» Dataset entries:
----

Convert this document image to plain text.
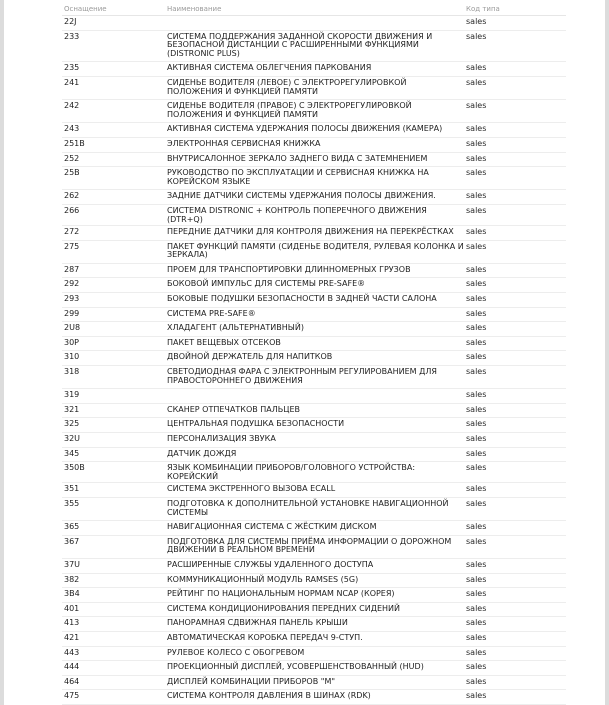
Оснащение	Наименование	Код типа
22J		sales
233	СИСТЕМА ПОДДЕРЖАНИЯ ЗАДАННОЙ СКОРОСТИ ДВИЖЕНИЯ И БЕЗОПАСНОЙ ДИСТАНЦИИ С РАСШИРЕННЫМИ ФУНКЦИЯМИ (DISTRONIC PLUS)	sales
235	АКТИВНАЯ СИСТЕМА ОБЛЕГЧЕНИЯ ПАРКОВАНИЯ	sales
241	СИДЕНЬЕ ВОДИТЕЛЯ (ЛЕВОЕ) С ЭЛЕКТРОРЕГУЛИРОВКОЙ ПОЛОЖЕНИЯ И ФУНКЦИЕЙ ПАМЯТИ	sales
242	СИДЕНЬЕ ВОДИТЕЛЯ (ПРАВОЕ) С ЭЛЕКТРОРЕГУЛИРОВКОЙ ПОЛОЖЕНИЯ И ФУНКЦИЕЙ ПАМЯТИ	sales
243	АКТИВНАЯ СИСТЕМА УДЕРЖАНИЯ ПОЛОСЫ ДВИЖЕНИЯ (КАМЕРА)	sales
251B	ЭЛЕКТРОННАЯ СЕРВИСНАЯ КНИЖКА	sales
252	ВНУТРИСАЛОННОЕ ЗЕРКАЛО ЗАДНЕГО ВИДА С ЗАТЕМНЕНИЕМ	sales
25B	РУКОВОДСТВО ПО ЭКСПЛУАТАЦИИ И СЕРВИСНАЯ КНИЖКА НА КОРЕЙСКОМ ЯЗЫКЕ	sales
262	ЗАДНИЕ ДАТЧИКИ СИСТЕМЫ УДЕРЖАНИЯ ПОЛОСЫ ДВИЖЕНИЯ.	sales
266	СИСТЕМА DISTRONIC + КОНТРОЛЬ ПОПЕРЕЧНОГО ДВИЖЕНИЯ (DTR+Q)	sales
272	ПЕРЕДНИЕ ДАТЧИКИ ДЛЯ КОНТРОЛЯ ДВИЖЕНИЯ НА ПЕРЕКРЁСТКАХ	sales
275	ПАКЕТ ФУНКЦИЙ ПАМЯТИ (СИДЕНЬЕ ВОДИТЕЛЯ, РУЛЕВАЯ КОЛОНКА И ЗЕРКАЛА)	sales
287	ПРОЕМ ДЛЯ ТРАНСПОРТИРОВКИ ДЛИННОМЕРНЫХ ГРУЗОВ	sales
292	БОКОВОЙ ИМПУЛЬС ДЛЯ СИСТЕМЫ PRE-SAFE®	sales
293	БОКОВЫЕ ПОДУШКИ БЕЗОПАСНОСТИ В ЗАДНЕЙ ЧАСТИ САЛОНА	sales
299	СИСТЕМА PRE-SAFE®	sales
2U8	ХЛАДАГЕНТ (АЛЬТЕРНАТИВНЫЙ)	sales
30P	ПАКЕТ ВЕЩЕВЫХ ОТСЕКОВ	sales
310	ДВОЙНОЙ ДЕРЖАТЕЛЬ ДЛЯ НАПИТКОВ	sales
318	СВЕТОДИОДНАЯ ФАРА С ЭЛЕКТРОННЫМ РЕГУЛИРОВАНИЕМ ДЛЯ ПРАВОСТОРОННЕГО ДВИЖЕНИЯ	sales
319		sales
321	СКАНЕР ОТПЕЧАТКОВ ПАЛЬЦЕВ	sales
325	ЦЕНТРАЛЬНАЯ ПОДУШКА БЕЗОПАСНОСТИ	sales
32U	ПЕРСОНАЛИЗАЦИЯ ЗВУКА	sales
345	ДАТЧИК ДОЖДЯ	sales
350B	ЯЗЫК КОМБИНАЦИИ ПРИБОРОВ/ГОЛОВНОГО УСТРОЙСТВА: КОРЕЙСКИЙ	sales
351	СИСТЕМА ЭКСТРЕННОГО ВЫЗОВА ECALL	sales
355	ПОДГОТОВКА К ДОПОЛНИТЕЛЬНОЙ УСТАНОВКЕ НАВИГАЦИОННОЙ СИСТЕМЫ	sales
365	НАВИГАЦИОННАЯ СИСТЕМА С ЖЁСТКИМ ДИСКОМ	sales
367	ПОДГОТОВКА ДЛЯ СИСТЕМЫ ПРИЁМА ИНФОРМАЦИИ О ДОРОЖНОМ ДВИЖЕНИИ В РЕАЛЬНОМ ВРЕМЕНИ	sales
37U	РАСШИРЕННЫЕ СЛУЖБЫ УДАЛЕННОГО ДОСТУПА	sales
382	КОММУНИКАЦИОННЫЙ МОДУЛЬ RAMSES (5G)	sales
3B4	РЕЙТИНГ ПО НАЦИОНАЛЬНЫМ НОРМАМ NCAP (КОРЕЯ)	sales
401	СИСТЕМА КОНДИЦИОНИРОВАНИЯ ПЕРЕДНИХ СИДЕНИЙ	sales
413	ПАНОРАМНАЯ СДВИЖНАЯ ПАНЕЛЬ КРЫШИ	sales
421	АВТОМАТИЧЕСКАЯ КОРОБКА ПЕРЕДАЧ 9-СТУП.	sales
443	РУЛЕВОЕ КОЛЕСО С ОБОГРЕВОМ	sales
444	ПРОЕКЦИОННЫЙ ДИСПЛЕЙ, УСОВЕРШЕНСТВОВАННЫЙ (HUD)	sales
464	ДИСПЛЕЙ КОМБИНАЦИИ ПРИБОРОВ "M"	sales
475	СИСТЕМА КОНТРОЛЯ ДАВЛЕНИЯ В ШИНАХ (RDK)	sales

----

» Problem to solve:
Give all the lines above again, character for character, without pictures.

» Response to the task:
Convert this document image to plain text.
Оснащение	Наименование	Код типа
22J		sales
233	СИСТЕМА ПОДДЕРЖАНИЯ ЗАДАННОЙ СКОРОСТИ ДВИЖЕНИЯ И БЕЗОПАСНОЙ ДИСТАНЦИИ С РАСШИРЕННЫМИ ФУНКЦИЯМИ (DISTRONIC PLUS)	sales
235	АКТИВНАЯ СИСТЕМА ОБЛЕГЧЕНИЯ ПАРКОВАНИЯ	sales
241	СИДЕНЬЕ ВОДИТЕЛЯ (ЛЕВОЕ) С ЭЛЕКТРОРЕГУЛИРОВКОЙ ПОЛОЖЕНИЯ И ФУНКЦИЕЙ ПАМЯТИ	sales
242	СИДЕНЬЕ ВОДИТЕЛЯ (ПРАВОЕ) С ЭЛЕКТРОРЕГУЛИРОВКОЙ ПОЛОЖЕНИЯ И ФУНКЦИЕЙ ПАМЯТИ	sales
243	АКТИВНАЯ СИСТЕМА УДЕРЖАНИЯ ПОЛОСЫ ДВИЖЕНИЯ (КАМЕРА)	sales
251B	ЭЛЕКТРОННАЯ СЕРВИСНАЯ КНИЖКА	sales
252	ВНУТРИСАЛОННОЕ ЗЕРКАЛО ЗАДНЕГО ВИДА С ЗАТЕМНЕНИЕМ	sales
25B	РУКОВОДСТВО ПО ЭКСПЛУАТАЦИИ И СЕРВИСНАЯ КНИЖКА НА КОРЕЙСКОМ ЯЗЫКЕ	sales
262	ЗАДНИЕ ДАТЧИКИ СИСТЕМЫ УДЕРЖАНИЯ ПОЛОСЫ ДВИЖЕНИЯ.	sales
266	СИСТЕМА DISTRONIC + КОНТРОЛЬ ПОПЕРЕЧНОГО ДВИЖЕНИЯ (DTR+Q)	sales
272	ПЕРЕДНИЕ ДАТЧИКИ ДЛЯ КОНТРОЛЯ ДВИЖЕНИЯ НА ПЕРЕКРЁСТКАХ	sales
275	ПАКЕТ ФУНКЦИЙ ПАМЯТИ (СИДЕНЬЕ ВОДИТЕЛЯ, РУЛЕВАЯ КОЛОНКА И ЗЕРКАЛА)	sales
287	ПРОЕМ ДЛЯ ТРАНСПОРТИРОВКИ ДЛИННОМЕРНЫХ ГРУЗОВ	sales
292	БОКОВОЙ ИМПУЛЬС ДЛЯ СИСТЕМЫ PRE-SAFE®	sales
293	БОКОВЫЕ ПОДУШКИ БЕЗОПАСНОСТИ В ЗАДНЕЙ ЧАСТИ САЛОНА	sales
299	СИСТЕМА PRE-SAFE®	sales
2U8	ХЛАДАГЕНТ (АЛЬТЕРНАТИВНЫЙ)	sales
30P	ПАКЕТ ВЕЩЕВЫХ ОТСЕКОВ	sales
310	ДВОЙНОЙ ДЕРЖАТЕЛЬ ДЛЯ НАПИТКОВ	sales
318	СВЕТОДИОДНАЯ ФАРА С ЭЛЕКТРОННЫМ РЕГУЛИРОВАНИЕМ ДЛЯ ПРАВОСТОРОННЕГО ДВИЖЕНИЯ	sales
319		sales
321	СКАНЕР ОТПЕЧАТКОВ ПАЛЬЦЕВ	sales
325	ЦЕНТРАЛЬНАЯ ПОДУШКА БЕЗОПАСНОСТИ	sales
32U	ПЕРСОНАЛИЗАЦИЯ ЗВУКА	sales
345	ДАТЧИК ДОЖДЯ	sales
350B	ЯЗЫК КОМБИНАЦИИ ПРИБОРОВ/ГОЛОВНОГО УСТРОЙСТВА: КОРЕЙСКИЙ	sales
351	СИСТЕМА ЭКСТРЕННОГО ВЫЗОВА ECALL	sales
355	ПОДГОТОВКА К ДОПОЛНИТЕЛЬНОЙ УСТАНОВКЕ НАВИГАЦИОННОЙ СИСТЕМЫ	sales
365	НАВИГАЦИОННАЯ СИСТЕМА С ЖЁСТКИМ ДИСКОМ	sales
367	ПОДГОТОВКА ДЛЯ СИСТЕМЫ ПРИЁМА ИНФОРМАЦИИ О ДОРОЖНОМ ДВИЖЕНИИ В РЕАЛЬНОМ ВРЕМЕНИ	sales
37U	РАСШИРЕННЫЕ СЛУЖБЫ УДАЛЕННОГО ДОСТУПА	sales
382	КОММУНИКАЦИОННЫЙ МОДУЛЬ RAMSES (5G)	sales
3B4	РЕЙТИНГ ПО НАЦИОНАЛЬНЫМ НОРМАМ NCAP (КОРЕЯ)	sales
401	СИСТЕМА КОНДИЦИОНИРОВАНИЯ ПЕРЕДНИХ СИДЕНИЙ	sales
413	ПАНОРАМНАЯ СДВИЖНАЯ ПАНЕЛЬ КРЫШИ	sales
421	АВТОМАТИЧЕСКАЯ КОРОБКА ПЕРЕДАЧ 9-СТУП.	sales
443	РУЛЕВОЕ КОЛЕСО С ОБОГРЕВОМ	sales
444	ПРОЕКЦИОННЫЙ ДИСПЛЕЙ, УСОВЕРШЕНСТВОВАННЫЙ (HUD)	sales
464	ДИСПЛЕЙ КОМБИНАЦИИ ПРИБОРОВ "M"	sales
475	СИСТЕМА КОНТРОЛЯ ДАВЛЕНИЯ В ШИНАХ (RDK)	sales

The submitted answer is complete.